THE EXERCISE:
Below are some records. Pull every line that contains the word "crosshair".

PROVIDED DATA:
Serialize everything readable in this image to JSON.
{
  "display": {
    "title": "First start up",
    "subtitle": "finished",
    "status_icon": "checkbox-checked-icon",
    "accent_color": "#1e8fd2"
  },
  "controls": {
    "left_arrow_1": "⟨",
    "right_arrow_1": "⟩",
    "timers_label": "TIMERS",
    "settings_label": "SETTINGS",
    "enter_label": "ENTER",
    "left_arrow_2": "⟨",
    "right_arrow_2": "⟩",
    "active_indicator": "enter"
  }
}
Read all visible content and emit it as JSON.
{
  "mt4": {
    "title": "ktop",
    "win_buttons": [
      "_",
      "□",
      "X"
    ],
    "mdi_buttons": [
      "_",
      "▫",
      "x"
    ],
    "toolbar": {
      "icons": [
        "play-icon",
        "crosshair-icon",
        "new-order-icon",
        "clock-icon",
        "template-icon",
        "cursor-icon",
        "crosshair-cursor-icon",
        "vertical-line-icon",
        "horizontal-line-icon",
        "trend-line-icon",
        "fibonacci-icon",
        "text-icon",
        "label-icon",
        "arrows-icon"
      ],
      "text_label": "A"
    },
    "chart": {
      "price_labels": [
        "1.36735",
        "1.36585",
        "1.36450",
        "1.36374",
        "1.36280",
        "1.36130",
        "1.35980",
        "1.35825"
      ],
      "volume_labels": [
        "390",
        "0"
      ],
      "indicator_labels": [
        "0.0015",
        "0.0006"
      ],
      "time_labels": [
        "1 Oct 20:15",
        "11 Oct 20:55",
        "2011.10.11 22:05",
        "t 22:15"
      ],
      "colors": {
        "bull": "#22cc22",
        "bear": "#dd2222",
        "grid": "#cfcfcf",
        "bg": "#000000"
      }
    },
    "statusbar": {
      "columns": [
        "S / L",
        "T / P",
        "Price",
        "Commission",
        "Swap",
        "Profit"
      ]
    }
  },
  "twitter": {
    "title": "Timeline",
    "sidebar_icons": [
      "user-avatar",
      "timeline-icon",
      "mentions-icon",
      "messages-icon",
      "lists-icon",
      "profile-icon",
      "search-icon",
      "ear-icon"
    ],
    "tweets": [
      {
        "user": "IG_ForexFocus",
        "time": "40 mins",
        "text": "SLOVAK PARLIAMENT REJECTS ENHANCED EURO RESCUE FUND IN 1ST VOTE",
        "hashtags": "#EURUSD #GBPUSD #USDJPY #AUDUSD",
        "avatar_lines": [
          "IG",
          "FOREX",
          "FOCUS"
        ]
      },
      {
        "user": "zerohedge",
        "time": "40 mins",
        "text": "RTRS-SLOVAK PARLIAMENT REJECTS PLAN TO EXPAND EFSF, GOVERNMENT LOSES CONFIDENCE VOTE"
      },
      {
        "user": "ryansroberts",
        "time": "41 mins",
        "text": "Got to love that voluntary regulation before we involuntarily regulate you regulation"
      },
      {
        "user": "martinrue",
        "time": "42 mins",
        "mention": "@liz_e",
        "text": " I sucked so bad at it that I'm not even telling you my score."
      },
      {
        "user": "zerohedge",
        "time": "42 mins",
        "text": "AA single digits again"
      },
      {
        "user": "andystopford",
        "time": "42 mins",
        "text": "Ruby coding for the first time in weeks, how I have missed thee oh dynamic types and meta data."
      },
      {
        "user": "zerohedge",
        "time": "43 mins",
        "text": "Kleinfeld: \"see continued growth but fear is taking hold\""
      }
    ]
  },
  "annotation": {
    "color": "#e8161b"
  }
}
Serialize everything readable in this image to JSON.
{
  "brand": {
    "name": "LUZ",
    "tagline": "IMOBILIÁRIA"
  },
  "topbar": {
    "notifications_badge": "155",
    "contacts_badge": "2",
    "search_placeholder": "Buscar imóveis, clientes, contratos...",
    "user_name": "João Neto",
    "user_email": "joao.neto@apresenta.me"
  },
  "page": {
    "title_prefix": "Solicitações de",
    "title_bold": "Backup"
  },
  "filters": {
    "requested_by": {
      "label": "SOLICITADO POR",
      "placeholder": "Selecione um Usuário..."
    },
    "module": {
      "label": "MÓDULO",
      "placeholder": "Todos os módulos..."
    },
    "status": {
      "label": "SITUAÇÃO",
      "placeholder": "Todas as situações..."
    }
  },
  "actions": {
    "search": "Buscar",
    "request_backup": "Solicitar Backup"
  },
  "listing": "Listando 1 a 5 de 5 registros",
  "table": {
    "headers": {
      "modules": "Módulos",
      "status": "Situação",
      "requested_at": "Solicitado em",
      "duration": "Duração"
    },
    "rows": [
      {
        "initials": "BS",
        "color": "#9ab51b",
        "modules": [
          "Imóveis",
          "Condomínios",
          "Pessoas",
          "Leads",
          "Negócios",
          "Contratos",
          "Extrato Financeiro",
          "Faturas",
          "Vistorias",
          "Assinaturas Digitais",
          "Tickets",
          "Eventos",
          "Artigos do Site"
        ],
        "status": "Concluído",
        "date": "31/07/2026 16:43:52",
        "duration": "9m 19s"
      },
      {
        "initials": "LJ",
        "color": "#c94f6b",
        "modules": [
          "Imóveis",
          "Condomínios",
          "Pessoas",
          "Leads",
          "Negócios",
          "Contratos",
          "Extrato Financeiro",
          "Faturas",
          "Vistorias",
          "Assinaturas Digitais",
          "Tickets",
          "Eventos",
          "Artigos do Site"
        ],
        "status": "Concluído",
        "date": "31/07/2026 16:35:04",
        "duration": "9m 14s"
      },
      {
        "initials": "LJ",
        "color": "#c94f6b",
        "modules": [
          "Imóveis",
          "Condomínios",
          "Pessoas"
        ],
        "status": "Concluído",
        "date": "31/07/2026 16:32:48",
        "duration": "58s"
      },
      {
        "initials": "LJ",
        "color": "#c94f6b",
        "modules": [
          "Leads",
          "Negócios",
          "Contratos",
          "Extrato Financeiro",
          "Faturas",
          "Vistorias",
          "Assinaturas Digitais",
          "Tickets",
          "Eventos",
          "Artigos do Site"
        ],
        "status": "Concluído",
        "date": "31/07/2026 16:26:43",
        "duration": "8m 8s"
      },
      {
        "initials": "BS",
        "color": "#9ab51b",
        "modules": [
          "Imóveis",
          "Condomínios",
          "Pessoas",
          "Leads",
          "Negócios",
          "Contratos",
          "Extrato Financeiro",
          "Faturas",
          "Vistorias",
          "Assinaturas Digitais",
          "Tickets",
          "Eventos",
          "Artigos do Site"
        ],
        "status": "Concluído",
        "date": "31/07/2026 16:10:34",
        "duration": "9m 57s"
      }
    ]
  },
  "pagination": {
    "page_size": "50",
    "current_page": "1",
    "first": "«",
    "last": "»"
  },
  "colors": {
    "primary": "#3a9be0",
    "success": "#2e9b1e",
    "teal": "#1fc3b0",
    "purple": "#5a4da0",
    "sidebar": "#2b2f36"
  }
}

RESPONSE TO THE TASK:
        "crosshair-icon",
        "crosshair-cursor-icon",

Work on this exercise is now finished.